_Exercise description_
Read the lines below and count those that have the word "操作方法". Respond with the number only.

_Source data_
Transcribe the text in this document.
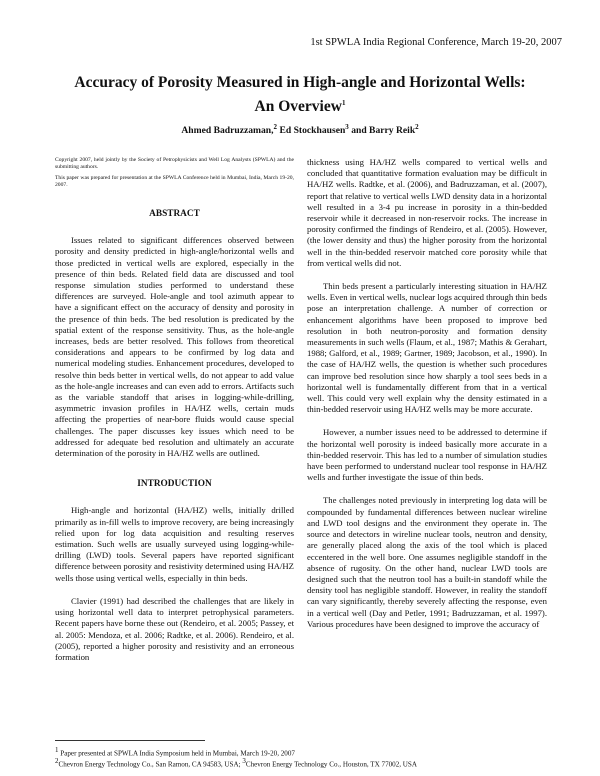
1st SPWLA India Regional Conference, March 19-20, 2007
Accuracy of Porosity Measured in High-angle and Horizontal Wells:
An Overview$^1$
Ahmed Badruzzaman,$^2$ Ed Stockhausen$^3$ and Barry Reik$^2$
Copyright 2007, held jointly by the Society of Petrophysicists and Well Log Analysts (SPWLA) and the submitting authors.
This paper was prepared for presentation at the SPWLA Conference held in Mumbai, India, March 19-20, 2007.
ABSTRACT

Issues related to significant differences observed between porosity and density predicted in high-angle/horizontal wells and those predicted in vertical wells are explored, especially in the presence of thin beds. Related field data are discussed and tool response simulation studies performed to understand these differences are surveyed. Hole-angle and tool azimuth appear to have a significant effect on the accuracy of density and porosity in the presence of thin beds. The bed resolution is predicated by the spatial extent of the response sensitivity. Thus, as the hole-angle increases, beds are better resolved. This follows from theoretical considerations and appears to be confirmed by log data and numerical modeling studies. Enhancement procedures, developed to resolve thin beds better in vertical wells, do not appear to add value as the hole-angle increases and can even add to errors. Artifacts such as the variable standoff that arises in logging-while-drilling, asymmetric invasion profiles in HA/HZ wells, certain muds affecting the properties of near-bore fluids would cause special challenges. The paper discusses key issues which need to be addressed for adequate bed resolution and ultimately an accurate determination of the porosity in HA/HZ wells are outlined.

INTRODUCTION

High-angle and horizontal (HA/HZ) wells, initially drilled primarily as in-fill wells to improve recovery, are being increasingly relied upon for log data acquisition and resulting reserves estimation. Such wells are usually surveyed using logging-while-drilling (LWD) tools. Several papers have reported significant difference between porosity and resistivity determined using HA/HZ wells those using vertical wells, especially in thin beds.

Clavier (1991) had described the challenges that are likely in using horizontal well data to interpret petrophysical parameters. Recent papers have borne these out (Rendeiro, et al. 2005; Passey, et al. 2005: Mendoza, et al. 2006; Radtke, et al. 2006). Rendeiro, et al. (2005), reported a higher porosity and resistivity and an erroneous formation

thickness using HA/HZ wells compared to vertical wells and concluded that quantitative formation evaluation may be difficult in HA/HZ wells. Radtke, et al. (2006), and Badruzzaman, et al. (2007), report that relative to vertical wells LWD density data in a horizontal well resulted in a 3-4 pu increase in porosity in a thin-bedded reservoir while it decreased in non-reservoir rocks. The increase in porosity confirmed the findings of Rendeiro, et al. (2005). However, (the lower density and thus) the higher porosity from the horizontal well in the thin-bedded reservoir matched core porosity while that from vertical wells did not.

Thin beds present a particularly interesting situation in HA/HZ wells. Even in vertical wells, nuclear logs acquired through thin beds pose an interpretation challenge. A number of correction or enhancement algorithms have been proposed to improve bed resolution in both neutron-porosity and formation density measurements in such wells (Flaum, et al., 1987; Mathis & Gerahart, 1988; Galford, et al., 1989; Gartner, 1989; Jacobson, et al., 1990). In the case of HA/HZ wells, the question is whether such procedures can improve bed resolution since how sharply a tool sees beds in a horizontal well is fundamentally different from that in a vertical well. This could very well explain why the density estimated in a thin-bedded reservoir using HA/HZ wells may be more accurate.

However, a number issues need to be addressed to determine if the horizontal well porosity is indeed basically more accurate in a thin-bedded reservoir. This has led to a number of simulation studies have been performed to understand nuclear tool response in HA/HZ wells and further investigate the issue of thin beds.

The challenges noted previously in interpreting log data will be compounded by fundamental differences between nuclear wireline and LWD tool designs and the environment they operate in. The source and detectors in wireline nuclear tools, neutron and density, are generally placed along the axis of the tool which is placed eccentered in the well bore. One assumes negligible standoff in the absence of rugosity. On the other hand, nuclear LWD tools are designed such that the neutron tool has a built-in standoff while the density tool has negligible standoff. However, in reality the standoff can vary significantly, thereby severely affecting the response, even in a vertical well (Day and Petler, 1991; Badruzzaman, et al. 1997). Various procedures have been designed to improve the accuracy of

$^1$ Paper presented at SPWLA India Symposium held in Mumbai, March 19-20, 2007
$^2$Chevron Energy Technology Co., San Ramon, CA 94583, USA; $^3$Chevron Energy Technology Co., Houston, TX 77002, USA
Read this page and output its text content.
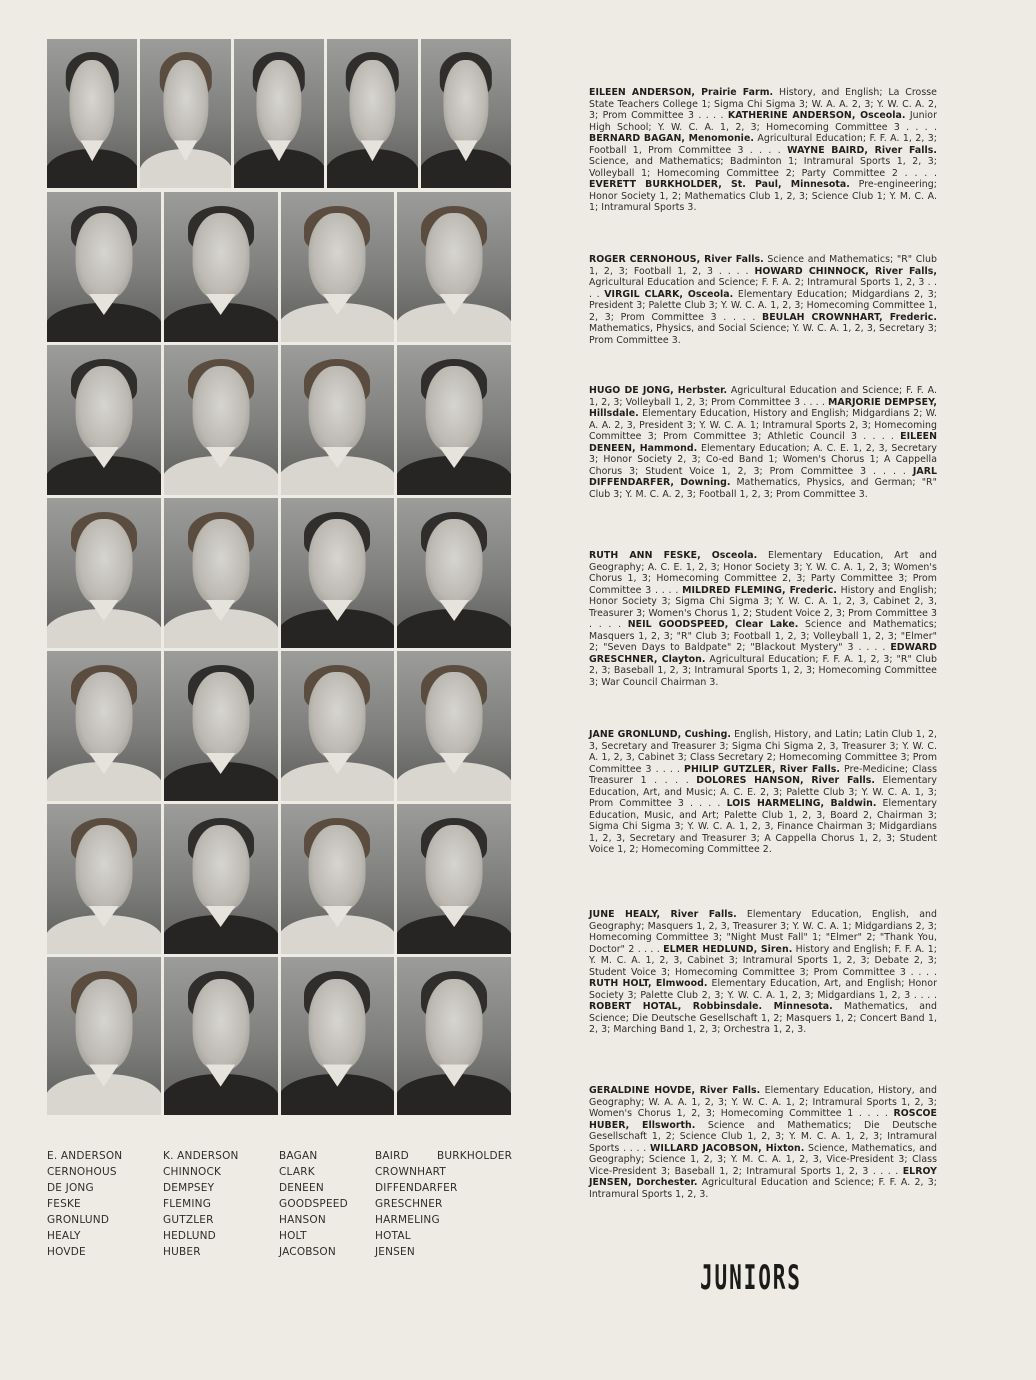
E. ANDERSON
CERNOHOUS
DE JONG
FESKE
GRONLUND
HEALY
HOVDE
K. ANDERSON
CHINNOCK
DEMPSEY
FLEMING
GUTZLER
HEDLUND
HUBER
BAGAN
CLARK
DENEEN
GOODSPEED
HANSON
HOLT
JACOBSON
BAIRD
CROWNHART
DIFFENDARFER
GRESCHNER
HARMELING
HOTAL
JENSEN
BURKHOLDER
EILEEN ANDERSON, Prairie Farm. History, and English; La Crosse State Teachers College 1; Sigma Chi Sigma 3; W. A. A. 2, 3; Y. W. C. A. 2, 3; Prom Committee 3 . . . . KATHERINE ANDERSON, Osceola. Junior High School; Y. W. C. A. 1, 2, 3; Homecoming Committee 3 . . . . BERNARD BAGAN, Menomonie. Agricultural Education; F. F. A. 1, 2, 3; Football 1, Prom Committee 3 . . . . WAYNE BAIRD, River Falls. Science, and Mathematics; Badminton 1; Intramural Sports 1, 2, 3; Volleyball 1; Homecoming Committee 2; Party Committee 2 . . . . EVERETT BURKHOLDER, St. Paul, Minnesota. Pre-engineering; Honor Society 1, 2; Mathematics Club 1, 2, 3; Science Club 1; Y. M. C. A. 1; Intramural Sports 3.
ROGER CERNOHOUS, River Falls. Science and Mathematics; "R" Club 1, 2, 3; Football 1, 2, 3 . . . . HOWARD CHINNOCK, River Falls, Agricultural Education and Science; F. F. A. 2; Intramural Sports 1, 2, 3 . . . . VIRGIL CLARK, Osceola. Elementary Education; Midgardians 2, 3; President 3; Palette Club 3; Y. W. C. A. 1, 2, 3; Homecoming Committee 1, 2, 3; Prom Committee 3 . . . . BEULAH CROWNHART, Frederic. Mathematics, Physics, and Social Science; Y. W. C. A. 1, 2, 3, Secretary 3; Prom Committee 3.
HUGO DE JONG, Herbster. Agricultural Education and Science; F. F. A. 1, 2, 3; Volleyball 1, 2, 3; Prom Committee 3 . . . . MARJORIE DEMPSEY, Hillsdale. Elementary Education, History and English; Midgardians 2; W. A. A. 2, 3, President 3; Y. W. C. A. 1; Intramural Sports 2, 3; Homecoming Committee 3; Prom Committee 3; Athletic Council 3 . . . . EILEEN DENEEN, Hammond. Elementary Education; A. C. E. 1, 2, 3, Secretary 3; Honor Society 2, 3; Co-ed Band 1; Women's Chorus 1; A Cappella Chorus 3; Student Voice 1, 2, 3; Prom Committee 3 . . . . JARL DIFFENDARFER, Downing. Mathematics, Physics, and German; "R" Club 3; Y. M. C. A. 2, 3; Football 1, 2, 3; Prom Committee 3.
RUTH ANN FESKE, Osceola. Elementary Education, Art and Geography; A. C. E. 1, 2, 3; Honor Society 3; Y. W. C. A. 1, 2, 3; Women's Chorus 1, 3; Homecoming Committee 2, 3; Party Committee 3; Prom Committee 3 . . . . MILDRED FLEMING, Frederic. History and English; Honor Society 3; Sigma Chi Sigma 3; Y. W. C. A. 1, 2, 3, Cabinet 2, 3, Treasurer 3; Women's Chorus 1, 2; Student Voice 2, 3; Prom Committee 3 . . . . NEIL GOODSPEED, Clear Lake. Science and Mathematics; Masquers 1, 2, 3; "R" Club 3; Football 1, 2, 3; Volleyball 1, 2, 3; "Elmer" 2; "Seven Days to Baldpate" 2; "Blackout Mystery" 3 . . . . EDWARD GRESCHNER, Clayton. Agricultural Education; F. F. A. 1, 2, 3; "R" Club 2, 3; Baseball 1, 2, 3; Intramural Sports 1, 2, 3; Homecoming Committee 3; War Council Chairman 3.
JANE GRONLUND, Cushing. English, History, and Latin; Latin Club 1, 2, 3, Secretary and Treasurer 3; Sigma Chi Sigma 2, 3, Treasurer 3; Y. W. C. A. 1, 2, 3, Cabinet 3; Class Secretary 2; Homecoming Committee 3; Prom Committee 3 . . . . PHILIP GUTZLER, River Falls. Pre-Medicine; Class Treasurer 1 . . . . DOLORES HANSON, River Falls. Elementary Education, Art, and Music; A. C. E. 2, 3; Palette Club 3; Y. W. C. A. 1, 3; Prom Committee 3 . . . . LOIS HARMELING, Baldwin. Elementary Education, Music, and Art; Palette Club 1, 2, 3, Board 2, Chairman 3; Sigma Chi Sigma 3; Y. W. C. A. 1, 2, 3, Finance Chairman 3; Midgardians 1, 2, 3, Secretary and Treasurer 3; A Cappella Chorus 1, 2, 3; Student Voice 1, 2; Homecoming Committee 2.
JUNE HEALY, River Falls. Elementary Education, English, and Geography; Masquers 1, 2, 3, Treasurer 3; Y. W. C. A. 1; Midgardians 2, 3; Homecoming Committee 3; "Night Must Fall" 1; "Elmer" 2; "Thank You, Doctor" 2 . . . . ELMER HEDLUND, Siren. History and English; F. F. A. 1; Y. M. C. A. 1, 2, 3, Cabinet 3; Intramural Sports 1, 2, 3; Debate 2, 3; Student Voice 3; Homecoming Committee 3; Prom Committee 3 . . . . RUTH HOLT, Elmwood. Elementary Education, Art, and English; Honor Society 3; Palette Club 2, 3; Y. W. C. A. 1, 2, 3; Midgardians 1, 2, 3 . . . . ROBERT HOTAL, Robbinsdale. Minnesota. Mathematics, and Science; Die Deutsche Gesellschaft 1, 2; Masquers 1, 2; Concert Band 1, 2, 3; Marching Band 1, 2, 3; Orchestra 1, 2, 3.
GERALDINE HOVDE, River Falls. Elementary Education, History, and Geography; W. A. A. 1, 2, 3; Y. W. C. A. 1, 2; Intramural Sports 1, 2, 3; Women's Chorus 1, 2, 3; Homecoming Committee 1 . . . . ROSCOE HUBER, Ellsworth. Science and Mathematics; Die Deutsche Gesellschaft 1, 2; Science Club 1, 2, 3; Y. M. C. A. 1, 2, 3; Intramural Sports . . . . WILLARD JACOBSON, Hixton. Science, Mathematics, and Geography; Science 1, 2, 3; Y. M. C. A. 1, 2, 3, Vice-President 3; Class Vice-President 3; Baseball 1, 2; Intramural Sports 1, 2, 3 . . . . ELROY JENSEN, Dorchester. Agricultural Education and Science; F. F. A. 2, 3; Intramural Sports 1, 2, 3.
JUNIORS
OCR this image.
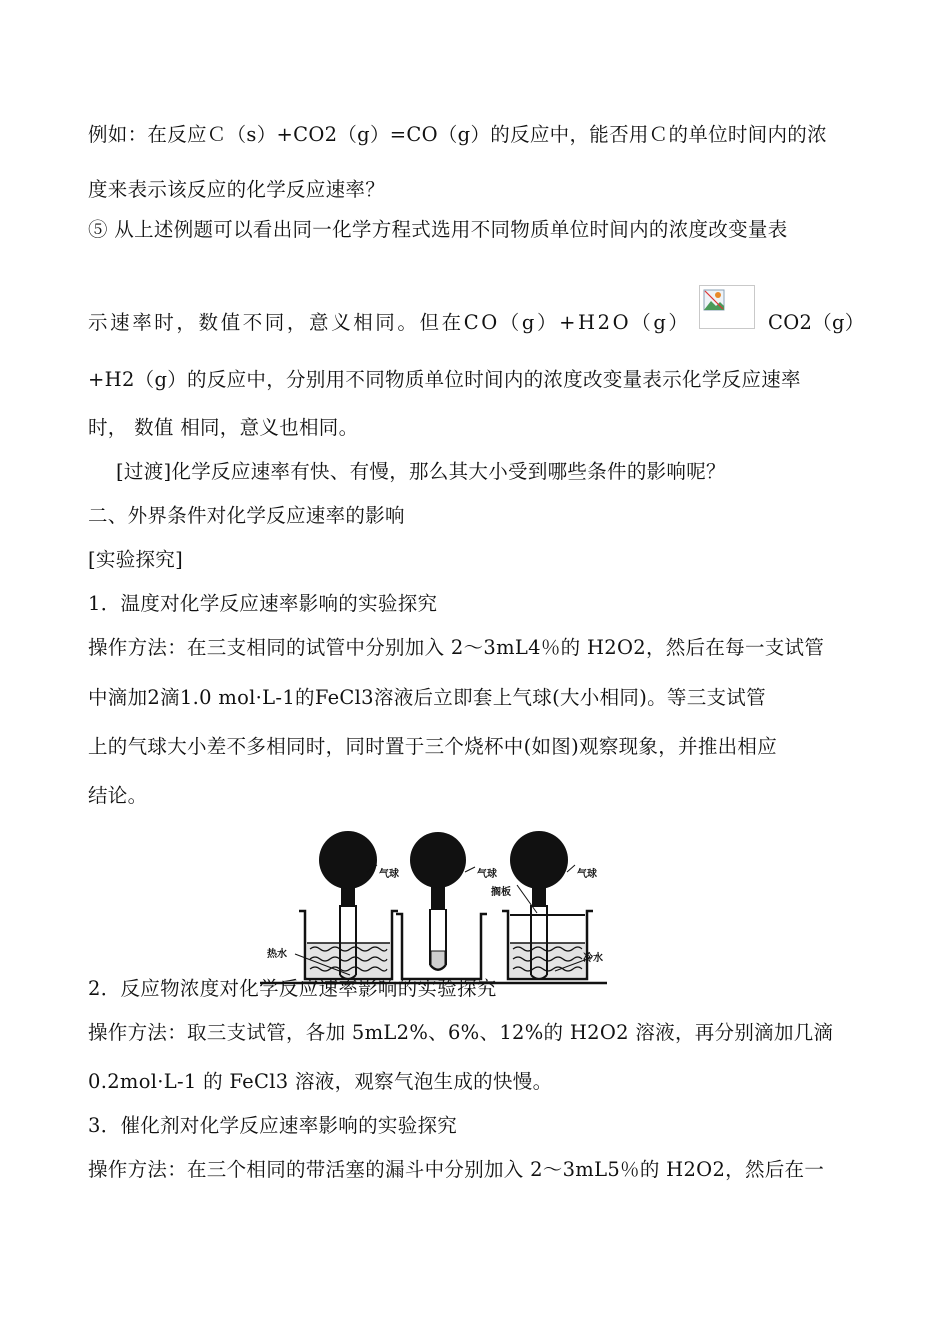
例如：在反应Ｃ（s）+CO2（g）=CO（g）的反应中，能否用Ｃ的单位时间内的浓
度来表示该反应的化学反应速率？
⑤ 从上述例题可以看出同一化学方程式选用不同物质单位时间内的浓度改变量表
示速率时，数值不同，意义相同。但在CO（g）+H2O（g）	CO2（g）
+H2（g）的反应中，分别用不同物质单位时间内的浓度改变量表示化学反应速率
时， 数值 相同，意义也相同。
[过渡]化学反应速率有快、有慢，那么其大小受到哪些条件的影响呢？
二、外界条件对化学反应速率的影响
[实验探究]
1．温度对化学反应速率影响的实验探究
操作方法：在三支相同的试管中分别加入 2～3mL4％的 H2O2，然后在每一支试管
中滴加2滴1.0 mol·L-1的FeCl3溶液后立即套上气球(大小相同)。等三支试管
上的气球大小差不多相同时，同时置于三个烧杯中(如图)观察现象，并推出相应
结论。
气球	气球	气球
搁板
热水	冷水
2．反应物浓度对化学反应速率影响的实验探究
操作方法：取三支试管，各加 5mL2%、6%、12%的 H2O2 溶液，再分别滴加几滴
0.2mol·L-1 的 FeCl3 溶液，观察气泡生成的快慢。
3．催化剂对化学反应速率影响的实验探究
操作方法：在三个相同的带活塞的漏斗中分别加入 2～3mL5％的 H2O2，然后在一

_Response to the exercise_
3